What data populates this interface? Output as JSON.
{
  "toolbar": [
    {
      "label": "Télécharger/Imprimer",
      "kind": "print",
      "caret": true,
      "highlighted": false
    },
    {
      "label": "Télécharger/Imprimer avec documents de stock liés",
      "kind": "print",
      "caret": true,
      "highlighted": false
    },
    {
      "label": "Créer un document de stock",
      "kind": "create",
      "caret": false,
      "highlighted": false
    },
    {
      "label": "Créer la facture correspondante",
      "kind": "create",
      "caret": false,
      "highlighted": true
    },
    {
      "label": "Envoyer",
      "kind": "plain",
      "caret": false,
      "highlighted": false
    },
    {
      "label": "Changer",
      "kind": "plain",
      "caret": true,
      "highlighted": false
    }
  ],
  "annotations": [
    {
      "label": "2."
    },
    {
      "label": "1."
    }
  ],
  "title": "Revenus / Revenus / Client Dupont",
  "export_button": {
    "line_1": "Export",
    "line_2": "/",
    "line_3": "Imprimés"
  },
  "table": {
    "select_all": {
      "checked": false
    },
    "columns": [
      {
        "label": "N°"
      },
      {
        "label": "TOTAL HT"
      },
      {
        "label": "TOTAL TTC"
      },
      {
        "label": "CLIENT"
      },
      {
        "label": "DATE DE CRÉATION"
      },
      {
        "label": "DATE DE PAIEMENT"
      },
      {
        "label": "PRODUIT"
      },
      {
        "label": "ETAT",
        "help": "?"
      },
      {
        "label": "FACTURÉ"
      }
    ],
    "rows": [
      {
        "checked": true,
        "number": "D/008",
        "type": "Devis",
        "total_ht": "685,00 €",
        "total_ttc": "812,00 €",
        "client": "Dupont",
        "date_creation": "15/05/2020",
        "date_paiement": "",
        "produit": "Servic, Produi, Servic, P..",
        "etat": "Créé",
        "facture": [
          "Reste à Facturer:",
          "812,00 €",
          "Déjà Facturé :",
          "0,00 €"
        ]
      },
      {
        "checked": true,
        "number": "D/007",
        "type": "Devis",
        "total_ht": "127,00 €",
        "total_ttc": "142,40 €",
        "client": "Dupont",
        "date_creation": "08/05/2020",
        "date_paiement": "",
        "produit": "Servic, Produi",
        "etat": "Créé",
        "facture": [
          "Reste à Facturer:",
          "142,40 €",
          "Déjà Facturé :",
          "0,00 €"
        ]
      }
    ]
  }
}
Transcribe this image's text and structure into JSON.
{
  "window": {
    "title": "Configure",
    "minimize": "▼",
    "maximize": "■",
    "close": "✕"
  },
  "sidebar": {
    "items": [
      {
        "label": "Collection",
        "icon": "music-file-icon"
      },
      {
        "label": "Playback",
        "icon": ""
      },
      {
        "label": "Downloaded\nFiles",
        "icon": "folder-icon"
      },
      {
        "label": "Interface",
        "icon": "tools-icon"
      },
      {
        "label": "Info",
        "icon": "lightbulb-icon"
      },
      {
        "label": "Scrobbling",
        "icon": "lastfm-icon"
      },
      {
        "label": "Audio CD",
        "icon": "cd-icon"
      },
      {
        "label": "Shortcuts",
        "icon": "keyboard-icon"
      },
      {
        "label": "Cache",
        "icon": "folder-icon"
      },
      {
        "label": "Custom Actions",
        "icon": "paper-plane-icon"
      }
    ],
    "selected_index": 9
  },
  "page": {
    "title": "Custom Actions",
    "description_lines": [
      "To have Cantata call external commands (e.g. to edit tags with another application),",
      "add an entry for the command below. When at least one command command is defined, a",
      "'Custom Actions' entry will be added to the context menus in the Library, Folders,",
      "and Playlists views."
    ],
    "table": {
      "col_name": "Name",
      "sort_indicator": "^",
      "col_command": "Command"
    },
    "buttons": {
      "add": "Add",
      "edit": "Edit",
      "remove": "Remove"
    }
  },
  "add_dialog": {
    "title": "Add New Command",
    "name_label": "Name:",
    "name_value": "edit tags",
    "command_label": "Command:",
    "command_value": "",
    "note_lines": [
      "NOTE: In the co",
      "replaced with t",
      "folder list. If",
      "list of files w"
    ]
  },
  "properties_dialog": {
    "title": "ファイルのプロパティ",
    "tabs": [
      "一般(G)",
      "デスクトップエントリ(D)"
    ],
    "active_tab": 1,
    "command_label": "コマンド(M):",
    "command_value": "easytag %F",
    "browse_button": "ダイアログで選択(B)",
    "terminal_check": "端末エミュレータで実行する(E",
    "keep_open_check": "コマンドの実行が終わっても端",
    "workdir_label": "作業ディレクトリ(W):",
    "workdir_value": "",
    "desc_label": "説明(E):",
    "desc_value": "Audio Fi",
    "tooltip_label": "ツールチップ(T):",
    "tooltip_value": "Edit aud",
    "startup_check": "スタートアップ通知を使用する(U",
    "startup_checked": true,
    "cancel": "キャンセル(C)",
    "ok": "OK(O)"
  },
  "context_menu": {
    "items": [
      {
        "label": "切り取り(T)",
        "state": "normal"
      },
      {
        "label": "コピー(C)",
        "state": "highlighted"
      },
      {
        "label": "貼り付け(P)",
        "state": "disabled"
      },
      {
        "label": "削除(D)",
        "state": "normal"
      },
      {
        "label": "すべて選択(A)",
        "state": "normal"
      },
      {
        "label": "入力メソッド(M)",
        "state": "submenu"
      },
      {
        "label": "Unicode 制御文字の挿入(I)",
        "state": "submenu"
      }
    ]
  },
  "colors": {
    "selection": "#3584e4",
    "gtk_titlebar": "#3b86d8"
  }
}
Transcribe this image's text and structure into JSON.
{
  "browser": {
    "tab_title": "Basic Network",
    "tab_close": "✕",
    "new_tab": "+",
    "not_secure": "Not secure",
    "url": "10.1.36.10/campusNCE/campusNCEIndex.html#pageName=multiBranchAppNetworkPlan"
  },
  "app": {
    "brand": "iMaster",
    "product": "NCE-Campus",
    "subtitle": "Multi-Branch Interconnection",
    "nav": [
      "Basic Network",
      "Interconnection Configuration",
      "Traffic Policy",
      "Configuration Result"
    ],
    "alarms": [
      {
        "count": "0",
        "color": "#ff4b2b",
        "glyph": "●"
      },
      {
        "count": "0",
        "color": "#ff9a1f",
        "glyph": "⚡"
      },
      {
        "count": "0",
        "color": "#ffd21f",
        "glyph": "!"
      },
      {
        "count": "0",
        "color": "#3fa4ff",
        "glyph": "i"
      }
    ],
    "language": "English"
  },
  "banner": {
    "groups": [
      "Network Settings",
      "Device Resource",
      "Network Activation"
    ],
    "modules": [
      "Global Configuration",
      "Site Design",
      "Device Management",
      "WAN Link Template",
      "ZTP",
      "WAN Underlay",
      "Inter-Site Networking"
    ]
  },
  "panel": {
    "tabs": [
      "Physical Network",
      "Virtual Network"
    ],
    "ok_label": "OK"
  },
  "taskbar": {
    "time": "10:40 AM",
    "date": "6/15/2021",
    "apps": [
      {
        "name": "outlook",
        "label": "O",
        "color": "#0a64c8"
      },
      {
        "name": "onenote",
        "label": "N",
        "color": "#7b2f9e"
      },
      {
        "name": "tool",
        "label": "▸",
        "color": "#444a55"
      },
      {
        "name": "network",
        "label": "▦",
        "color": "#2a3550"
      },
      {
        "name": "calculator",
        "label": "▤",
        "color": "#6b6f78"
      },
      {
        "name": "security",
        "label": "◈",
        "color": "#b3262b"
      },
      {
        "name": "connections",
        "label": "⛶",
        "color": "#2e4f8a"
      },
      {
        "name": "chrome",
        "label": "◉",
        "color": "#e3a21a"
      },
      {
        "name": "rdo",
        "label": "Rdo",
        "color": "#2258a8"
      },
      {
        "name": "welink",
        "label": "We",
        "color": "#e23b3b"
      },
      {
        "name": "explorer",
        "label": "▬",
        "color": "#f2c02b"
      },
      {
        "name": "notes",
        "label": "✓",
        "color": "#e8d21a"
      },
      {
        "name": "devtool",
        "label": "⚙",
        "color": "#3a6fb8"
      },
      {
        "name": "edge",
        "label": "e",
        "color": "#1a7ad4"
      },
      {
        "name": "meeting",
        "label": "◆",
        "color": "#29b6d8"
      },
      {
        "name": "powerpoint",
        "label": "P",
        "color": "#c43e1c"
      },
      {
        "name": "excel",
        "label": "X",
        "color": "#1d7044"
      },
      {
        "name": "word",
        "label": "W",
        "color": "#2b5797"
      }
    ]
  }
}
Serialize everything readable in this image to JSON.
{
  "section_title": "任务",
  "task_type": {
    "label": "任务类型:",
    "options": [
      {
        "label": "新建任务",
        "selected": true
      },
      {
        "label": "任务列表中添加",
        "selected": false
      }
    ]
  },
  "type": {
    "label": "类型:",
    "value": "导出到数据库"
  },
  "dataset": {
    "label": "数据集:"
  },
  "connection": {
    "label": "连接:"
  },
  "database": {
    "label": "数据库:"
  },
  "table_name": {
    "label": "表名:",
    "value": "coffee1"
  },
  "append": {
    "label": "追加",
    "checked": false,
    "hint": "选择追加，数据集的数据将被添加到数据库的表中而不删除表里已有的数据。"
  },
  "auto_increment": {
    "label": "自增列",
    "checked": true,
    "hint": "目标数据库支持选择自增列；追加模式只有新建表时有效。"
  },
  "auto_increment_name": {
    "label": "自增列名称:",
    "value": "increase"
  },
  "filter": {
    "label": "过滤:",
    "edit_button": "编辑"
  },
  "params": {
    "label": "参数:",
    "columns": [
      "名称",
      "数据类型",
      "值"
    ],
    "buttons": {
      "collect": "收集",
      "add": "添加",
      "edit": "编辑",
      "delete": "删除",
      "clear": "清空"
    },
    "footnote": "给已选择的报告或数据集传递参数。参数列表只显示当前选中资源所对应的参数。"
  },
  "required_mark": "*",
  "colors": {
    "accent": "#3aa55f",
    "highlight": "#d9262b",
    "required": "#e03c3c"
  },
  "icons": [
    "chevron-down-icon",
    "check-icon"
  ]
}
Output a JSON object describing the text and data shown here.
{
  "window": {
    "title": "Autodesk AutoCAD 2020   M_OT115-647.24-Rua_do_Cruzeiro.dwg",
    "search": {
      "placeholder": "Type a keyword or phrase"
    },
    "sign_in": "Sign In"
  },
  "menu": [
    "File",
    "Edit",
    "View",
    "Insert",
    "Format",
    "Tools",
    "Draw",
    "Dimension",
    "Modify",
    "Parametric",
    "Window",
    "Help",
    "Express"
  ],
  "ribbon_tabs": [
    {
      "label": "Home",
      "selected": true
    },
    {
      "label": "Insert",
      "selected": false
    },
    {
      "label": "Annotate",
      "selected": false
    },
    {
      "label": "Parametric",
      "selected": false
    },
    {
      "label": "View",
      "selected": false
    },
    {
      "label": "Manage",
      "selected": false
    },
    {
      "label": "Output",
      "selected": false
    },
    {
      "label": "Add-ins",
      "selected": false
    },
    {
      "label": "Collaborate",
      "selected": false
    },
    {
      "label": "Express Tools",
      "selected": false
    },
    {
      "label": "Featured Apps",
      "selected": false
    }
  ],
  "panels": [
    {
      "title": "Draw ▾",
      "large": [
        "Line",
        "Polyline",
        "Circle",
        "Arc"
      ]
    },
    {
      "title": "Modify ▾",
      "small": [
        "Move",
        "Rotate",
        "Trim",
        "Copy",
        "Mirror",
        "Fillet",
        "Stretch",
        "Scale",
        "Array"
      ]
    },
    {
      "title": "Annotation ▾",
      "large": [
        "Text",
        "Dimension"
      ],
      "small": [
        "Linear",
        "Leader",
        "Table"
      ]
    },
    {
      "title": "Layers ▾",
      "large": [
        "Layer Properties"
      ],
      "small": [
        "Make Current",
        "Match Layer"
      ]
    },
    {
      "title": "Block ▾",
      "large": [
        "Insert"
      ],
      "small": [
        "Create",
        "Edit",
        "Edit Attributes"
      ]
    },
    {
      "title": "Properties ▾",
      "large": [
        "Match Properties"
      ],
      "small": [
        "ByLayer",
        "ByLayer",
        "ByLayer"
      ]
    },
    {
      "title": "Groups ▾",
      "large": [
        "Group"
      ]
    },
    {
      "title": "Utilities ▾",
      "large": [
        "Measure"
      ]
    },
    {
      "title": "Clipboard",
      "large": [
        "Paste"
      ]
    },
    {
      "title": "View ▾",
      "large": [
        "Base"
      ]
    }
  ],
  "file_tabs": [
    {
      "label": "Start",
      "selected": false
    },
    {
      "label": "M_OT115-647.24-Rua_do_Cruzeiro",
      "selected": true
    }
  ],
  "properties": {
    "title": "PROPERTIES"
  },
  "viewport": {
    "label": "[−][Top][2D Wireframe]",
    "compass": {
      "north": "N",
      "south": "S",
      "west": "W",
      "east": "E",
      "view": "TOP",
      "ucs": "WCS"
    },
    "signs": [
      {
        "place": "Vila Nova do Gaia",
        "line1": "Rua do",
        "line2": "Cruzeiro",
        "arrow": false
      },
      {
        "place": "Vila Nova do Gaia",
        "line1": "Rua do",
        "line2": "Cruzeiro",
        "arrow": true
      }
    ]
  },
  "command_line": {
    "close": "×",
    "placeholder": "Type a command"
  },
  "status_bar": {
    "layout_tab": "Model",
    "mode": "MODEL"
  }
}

━━━

■ **WHAT IS REQUIRED**
Output a single number: how many lines contain the word "with".

■ **SOLUTION TO THE PROBLEM**
2